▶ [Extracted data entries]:
* BEGIN *
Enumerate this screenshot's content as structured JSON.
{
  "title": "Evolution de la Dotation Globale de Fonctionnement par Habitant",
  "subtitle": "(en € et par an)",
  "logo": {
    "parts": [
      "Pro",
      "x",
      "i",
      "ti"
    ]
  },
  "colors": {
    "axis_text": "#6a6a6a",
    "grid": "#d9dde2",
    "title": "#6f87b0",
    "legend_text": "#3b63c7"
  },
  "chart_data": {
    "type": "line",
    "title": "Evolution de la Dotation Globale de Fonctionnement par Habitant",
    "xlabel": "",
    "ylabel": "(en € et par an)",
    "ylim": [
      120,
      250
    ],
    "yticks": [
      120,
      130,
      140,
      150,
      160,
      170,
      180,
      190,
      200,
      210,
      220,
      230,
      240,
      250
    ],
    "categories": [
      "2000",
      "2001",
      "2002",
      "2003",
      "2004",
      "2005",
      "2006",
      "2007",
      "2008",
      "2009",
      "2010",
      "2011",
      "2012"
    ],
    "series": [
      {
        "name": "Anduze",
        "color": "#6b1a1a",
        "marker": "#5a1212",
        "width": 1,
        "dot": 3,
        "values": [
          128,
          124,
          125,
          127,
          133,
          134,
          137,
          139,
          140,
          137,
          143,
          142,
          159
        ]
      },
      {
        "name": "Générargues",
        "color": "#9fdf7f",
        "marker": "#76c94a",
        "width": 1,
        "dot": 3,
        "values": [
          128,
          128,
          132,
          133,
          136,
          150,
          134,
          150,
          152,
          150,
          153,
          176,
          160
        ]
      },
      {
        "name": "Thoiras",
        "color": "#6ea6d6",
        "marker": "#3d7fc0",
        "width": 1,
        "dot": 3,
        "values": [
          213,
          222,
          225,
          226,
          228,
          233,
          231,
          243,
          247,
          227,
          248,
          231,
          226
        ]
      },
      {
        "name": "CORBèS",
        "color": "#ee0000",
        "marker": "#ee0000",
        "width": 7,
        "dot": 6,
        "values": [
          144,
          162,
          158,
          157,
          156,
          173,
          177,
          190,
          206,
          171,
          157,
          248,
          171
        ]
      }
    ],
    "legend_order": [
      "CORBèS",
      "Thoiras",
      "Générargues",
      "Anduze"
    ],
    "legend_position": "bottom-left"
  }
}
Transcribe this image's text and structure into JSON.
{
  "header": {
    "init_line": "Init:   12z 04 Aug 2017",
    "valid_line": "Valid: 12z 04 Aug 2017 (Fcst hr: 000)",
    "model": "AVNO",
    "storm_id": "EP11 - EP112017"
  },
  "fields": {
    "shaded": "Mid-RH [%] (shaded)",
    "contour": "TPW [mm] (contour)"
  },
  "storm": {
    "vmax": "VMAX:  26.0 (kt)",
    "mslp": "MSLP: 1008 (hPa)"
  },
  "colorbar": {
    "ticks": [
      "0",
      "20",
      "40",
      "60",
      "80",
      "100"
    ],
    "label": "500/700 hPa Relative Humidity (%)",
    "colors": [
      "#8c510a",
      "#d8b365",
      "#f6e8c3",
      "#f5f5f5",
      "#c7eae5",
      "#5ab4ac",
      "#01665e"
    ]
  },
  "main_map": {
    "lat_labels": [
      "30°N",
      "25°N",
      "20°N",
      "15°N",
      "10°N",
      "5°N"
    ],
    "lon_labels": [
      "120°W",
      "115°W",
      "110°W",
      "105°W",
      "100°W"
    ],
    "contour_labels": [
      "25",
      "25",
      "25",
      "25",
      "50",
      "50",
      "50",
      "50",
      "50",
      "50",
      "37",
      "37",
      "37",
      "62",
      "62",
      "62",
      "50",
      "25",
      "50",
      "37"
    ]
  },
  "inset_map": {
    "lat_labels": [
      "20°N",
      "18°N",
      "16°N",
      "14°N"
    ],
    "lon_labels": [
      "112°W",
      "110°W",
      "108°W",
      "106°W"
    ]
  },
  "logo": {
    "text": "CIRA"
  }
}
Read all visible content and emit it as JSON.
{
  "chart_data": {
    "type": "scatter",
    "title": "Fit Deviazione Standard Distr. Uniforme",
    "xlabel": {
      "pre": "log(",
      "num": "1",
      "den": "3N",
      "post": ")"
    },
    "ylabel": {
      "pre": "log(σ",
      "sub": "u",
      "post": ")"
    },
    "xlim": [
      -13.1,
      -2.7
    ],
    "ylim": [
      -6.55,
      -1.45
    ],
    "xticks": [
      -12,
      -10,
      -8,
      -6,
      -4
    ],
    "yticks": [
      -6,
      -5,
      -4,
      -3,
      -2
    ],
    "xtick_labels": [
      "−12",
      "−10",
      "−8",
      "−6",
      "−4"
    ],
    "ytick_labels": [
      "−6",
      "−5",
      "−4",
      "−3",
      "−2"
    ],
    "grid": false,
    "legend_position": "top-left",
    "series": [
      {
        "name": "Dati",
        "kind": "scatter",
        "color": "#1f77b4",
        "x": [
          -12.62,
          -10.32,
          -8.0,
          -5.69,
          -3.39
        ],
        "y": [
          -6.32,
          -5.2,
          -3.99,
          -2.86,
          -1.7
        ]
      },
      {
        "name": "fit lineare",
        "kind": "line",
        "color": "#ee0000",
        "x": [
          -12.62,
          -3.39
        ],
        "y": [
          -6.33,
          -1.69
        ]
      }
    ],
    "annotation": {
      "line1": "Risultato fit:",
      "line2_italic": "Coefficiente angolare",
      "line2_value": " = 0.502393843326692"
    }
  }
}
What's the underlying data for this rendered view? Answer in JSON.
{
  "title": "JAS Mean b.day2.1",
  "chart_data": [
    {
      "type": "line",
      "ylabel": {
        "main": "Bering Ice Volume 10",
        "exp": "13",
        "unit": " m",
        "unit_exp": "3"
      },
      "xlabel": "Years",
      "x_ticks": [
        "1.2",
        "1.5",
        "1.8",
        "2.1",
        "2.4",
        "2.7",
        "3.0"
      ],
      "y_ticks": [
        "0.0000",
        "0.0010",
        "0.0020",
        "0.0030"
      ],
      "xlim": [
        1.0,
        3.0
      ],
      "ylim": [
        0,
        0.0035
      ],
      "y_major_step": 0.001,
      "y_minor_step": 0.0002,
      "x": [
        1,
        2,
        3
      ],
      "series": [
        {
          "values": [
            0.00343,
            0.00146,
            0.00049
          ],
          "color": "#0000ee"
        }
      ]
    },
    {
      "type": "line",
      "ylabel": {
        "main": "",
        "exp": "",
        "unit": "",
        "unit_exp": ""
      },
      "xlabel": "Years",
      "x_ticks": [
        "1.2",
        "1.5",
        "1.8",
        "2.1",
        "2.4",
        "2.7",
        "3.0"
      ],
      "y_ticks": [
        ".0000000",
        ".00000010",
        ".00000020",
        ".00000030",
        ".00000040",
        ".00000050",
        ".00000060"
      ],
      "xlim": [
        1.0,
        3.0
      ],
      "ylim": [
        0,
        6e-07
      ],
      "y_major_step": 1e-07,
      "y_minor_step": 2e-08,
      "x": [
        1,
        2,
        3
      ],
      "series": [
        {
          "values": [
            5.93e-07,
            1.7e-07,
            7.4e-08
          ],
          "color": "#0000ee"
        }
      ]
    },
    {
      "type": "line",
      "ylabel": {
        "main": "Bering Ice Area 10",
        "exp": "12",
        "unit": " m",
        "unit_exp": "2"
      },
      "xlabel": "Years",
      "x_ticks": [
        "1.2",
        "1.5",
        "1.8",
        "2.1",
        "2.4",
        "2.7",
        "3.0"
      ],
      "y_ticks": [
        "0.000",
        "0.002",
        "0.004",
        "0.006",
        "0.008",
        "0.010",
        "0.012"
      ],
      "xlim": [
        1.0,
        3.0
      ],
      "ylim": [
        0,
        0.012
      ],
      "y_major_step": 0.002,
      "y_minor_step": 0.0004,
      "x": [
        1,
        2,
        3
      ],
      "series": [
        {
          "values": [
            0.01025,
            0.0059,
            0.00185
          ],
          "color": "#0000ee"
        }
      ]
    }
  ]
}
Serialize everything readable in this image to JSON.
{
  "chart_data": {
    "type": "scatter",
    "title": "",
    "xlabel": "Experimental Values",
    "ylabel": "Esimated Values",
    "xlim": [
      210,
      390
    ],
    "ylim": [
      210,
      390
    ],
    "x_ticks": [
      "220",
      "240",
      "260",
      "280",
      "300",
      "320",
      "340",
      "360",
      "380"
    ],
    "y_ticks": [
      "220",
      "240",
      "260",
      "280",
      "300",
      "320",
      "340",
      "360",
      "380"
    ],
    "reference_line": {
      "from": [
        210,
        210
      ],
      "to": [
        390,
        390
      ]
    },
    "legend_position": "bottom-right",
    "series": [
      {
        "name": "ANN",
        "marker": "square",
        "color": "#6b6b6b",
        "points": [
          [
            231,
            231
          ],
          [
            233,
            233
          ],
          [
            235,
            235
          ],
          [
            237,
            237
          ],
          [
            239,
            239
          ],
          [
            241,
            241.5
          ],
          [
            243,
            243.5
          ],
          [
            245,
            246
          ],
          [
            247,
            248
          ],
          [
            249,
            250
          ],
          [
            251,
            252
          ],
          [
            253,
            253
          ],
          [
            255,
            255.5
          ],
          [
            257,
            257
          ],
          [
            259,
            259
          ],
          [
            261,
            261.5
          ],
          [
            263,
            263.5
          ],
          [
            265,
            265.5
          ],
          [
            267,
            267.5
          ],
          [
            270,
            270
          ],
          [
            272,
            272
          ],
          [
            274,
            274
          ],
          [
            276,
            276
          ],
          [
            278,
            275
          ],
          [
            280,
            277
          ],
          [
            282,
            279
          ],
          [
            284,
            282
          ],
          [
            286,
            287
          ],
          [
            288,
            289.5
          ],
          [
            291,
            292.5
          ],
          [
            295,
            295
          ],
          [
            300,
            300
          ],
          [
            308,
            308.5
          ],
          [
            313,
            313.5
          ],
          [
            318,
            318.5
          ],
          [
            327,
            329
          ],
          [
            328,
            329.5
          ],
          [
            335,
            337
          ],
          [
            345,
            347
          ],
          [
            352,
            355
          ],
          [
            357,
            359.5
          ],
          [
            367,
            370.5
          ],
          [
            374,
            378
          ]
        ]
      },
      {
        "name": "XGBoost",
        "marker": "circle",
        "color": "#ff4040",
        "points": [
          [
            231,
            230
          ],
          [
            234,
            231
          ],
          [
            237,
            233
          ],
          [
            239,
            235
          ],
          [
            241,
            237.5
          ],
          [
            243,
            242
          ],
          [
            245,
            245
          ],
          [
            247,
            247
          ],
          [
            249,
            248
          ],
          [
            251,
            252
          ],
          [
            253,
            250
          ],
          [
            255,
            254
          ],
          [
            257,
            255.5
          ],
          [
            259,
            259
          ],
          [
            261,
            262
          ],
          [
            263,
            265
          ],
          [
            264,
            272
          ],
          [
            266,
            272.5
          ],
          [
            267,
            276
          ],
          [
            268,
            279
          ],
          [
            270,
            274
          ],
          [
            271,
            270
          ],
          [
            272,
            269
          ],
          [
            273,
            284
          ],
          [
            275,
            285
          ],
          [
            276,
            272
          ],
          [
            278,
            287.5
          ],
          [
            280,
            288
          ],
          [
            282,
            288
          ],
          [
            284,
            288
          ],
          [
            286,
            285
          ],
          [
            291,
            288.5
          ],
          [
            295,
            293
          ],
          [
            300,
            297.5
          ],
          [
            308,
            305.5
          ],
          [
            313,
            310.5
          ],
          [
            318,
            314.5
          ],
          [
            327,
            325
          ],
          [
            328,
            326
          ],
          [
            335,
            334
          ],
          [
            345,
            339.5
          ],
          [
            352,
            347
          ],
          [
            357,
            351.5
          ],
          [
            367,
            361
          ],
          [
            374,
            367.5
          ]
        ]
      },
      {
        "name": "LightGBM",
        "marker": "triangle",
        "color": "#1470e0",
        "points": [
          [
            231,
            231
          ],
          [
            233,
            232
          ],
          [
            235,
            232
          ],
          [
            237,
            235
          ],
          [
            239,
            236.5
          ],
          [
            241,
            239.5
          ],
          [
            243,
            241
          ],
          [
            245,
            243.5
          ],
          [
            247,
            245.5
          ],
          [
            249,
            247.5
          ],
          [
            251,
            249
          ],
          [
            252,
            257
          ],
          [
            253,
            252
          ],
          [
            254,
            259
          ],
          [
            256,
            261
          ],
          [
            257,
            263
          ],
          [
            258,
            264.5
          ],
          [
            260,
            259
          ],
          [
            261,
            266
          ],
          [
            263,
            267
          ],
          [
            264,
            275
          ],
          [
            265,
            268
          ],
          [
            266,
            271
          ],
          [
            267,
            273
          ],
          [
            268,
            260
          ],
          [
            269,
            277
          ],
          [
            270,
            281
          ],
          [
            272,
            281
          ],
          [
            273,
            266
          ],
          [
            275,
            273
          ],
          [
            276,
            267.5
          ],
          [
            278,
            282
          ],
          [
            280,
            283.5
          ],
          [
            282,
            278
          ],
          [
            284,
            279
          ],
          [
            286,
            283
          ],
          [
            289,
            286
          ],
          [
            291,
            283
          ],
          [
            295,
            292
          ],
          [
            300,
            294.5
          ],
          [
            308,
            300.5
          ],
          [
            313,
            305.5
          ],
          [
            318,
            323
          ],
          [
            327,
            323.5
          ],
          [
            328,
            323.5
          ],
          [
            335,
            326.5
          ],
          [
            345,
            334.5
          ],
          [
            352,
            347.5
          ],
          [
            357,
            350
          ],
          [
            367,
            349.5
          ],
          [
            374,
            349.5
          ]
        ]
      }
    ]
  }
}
* END *
Report each line of the material above where the word "this" appears.

Enumerate this screenshot's content as structured JSON.
Transcribe this image's text and structure into JSON.
What's the underlying data for this rendered view? Answer in JSON.
Serialize everything readable in this image to JSON.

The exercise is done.